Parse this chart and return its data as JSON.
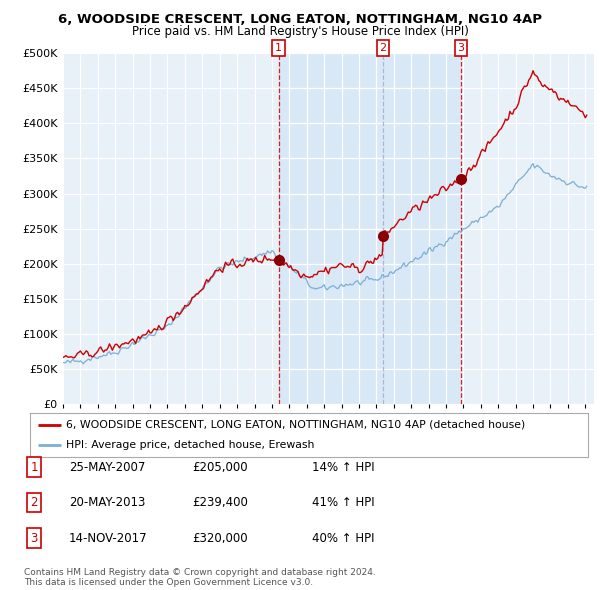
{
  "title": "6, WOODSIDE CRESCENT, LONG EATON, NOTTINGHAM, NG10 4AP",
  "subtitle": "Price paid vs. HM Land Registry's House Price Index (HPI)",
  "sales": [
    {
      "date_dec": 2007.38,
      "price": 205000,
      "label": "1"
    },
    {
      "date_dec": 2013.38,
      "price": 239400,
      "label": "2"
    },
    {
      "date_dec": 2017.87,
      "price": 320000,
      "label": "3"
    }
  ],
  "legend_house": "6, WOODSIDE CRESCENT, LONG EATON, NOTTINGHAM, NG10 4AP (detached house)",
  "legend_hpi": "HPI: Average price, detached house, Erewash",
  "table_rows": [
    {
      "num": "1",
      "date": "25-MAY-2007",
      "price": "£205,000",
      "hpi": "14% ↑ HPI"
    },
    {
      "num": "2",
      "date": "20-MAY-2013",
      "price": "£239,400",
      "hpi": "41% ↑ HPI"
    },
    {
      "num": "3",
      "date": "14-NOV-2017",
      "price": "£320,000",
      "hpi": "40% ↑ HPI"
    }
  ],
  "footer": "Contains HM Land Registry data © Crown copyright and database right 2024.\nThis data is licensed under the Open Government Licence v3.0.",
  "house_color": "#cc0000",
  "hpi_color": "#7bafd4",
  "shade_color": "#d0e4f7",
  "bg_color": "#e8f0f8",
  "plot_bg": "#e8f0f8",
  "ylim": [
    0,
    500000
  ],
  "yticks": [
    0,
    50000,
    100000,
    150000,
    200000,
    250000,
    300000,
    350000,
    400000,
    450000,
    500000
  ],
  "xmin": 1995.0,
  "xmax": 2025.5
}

______

What is required:
Copy each line above precisely, dropping the pictures.

Output for this exercise:
Parse this chart and return its data as JSON.
{
  "title": "6, WOODSIDE CRESCENT, LONG EATON, NOTTINGHAM, NG10 4AP",
  "subtitle": "Price paid vs. HM Land Registry's House Price Index (HPI)",
  "sales": [
    {
      "date_dec": 2007.38,
      "price": 205000,
      "label": "1"
    },
    {
      "date_dec": 2013.38,
      "price": 239400,
      "label": "2"
    },
    {
      "date_dec": 2017.87,
      "price": 320000,
      "label": "3"
    }
  ],
  "legend_house": "6, WOODSIDE CRESCENT, LONG EATON, NOTTINGHAM, NG10 4AP (detached house)",
  "legend_hpi": "HPI: Average price, detached house, Erewash",
  "table_rows": [
    {
      "num": "1",
      "date": "25-MAY-2007",
      "price": "£205,000",
      "hpi": "14% ↑ HPI"
    },
    {
      "num": "2",
      "date": "20-MAY-2013",
      "price": "£239,400",
      "hpi": "41% ↑ HPI"
    },
    {
      "num": "3",
      "date": "14-NOV-2017",
      "price": "£320,000",
      "hpi": "40% ↑ HPI"
    }
  ],
  "footer": "Contains HM Land Registry data © Crown copyright and database right 2024.\nThis data is licensed under the Open Government Licence v3.0.",
  "house_color": "#cc0000",
  "hpi_color": "#7bafd4",
  "shade_color": "#d0e4f7",
  "bg_color": "#e8f0f8",
  "plot_bg": "#e8f0f8",
  "ylim": [
    0,
    500000
  ],
  "yticks": [
    0,
    50000,
    100000,
    150000,
    200000,
    250000,
    300000,
    350000,
    400000,
    450000,
    500000
  ],
  "xmin": 1995.0,
  "xmax": 2025.5
}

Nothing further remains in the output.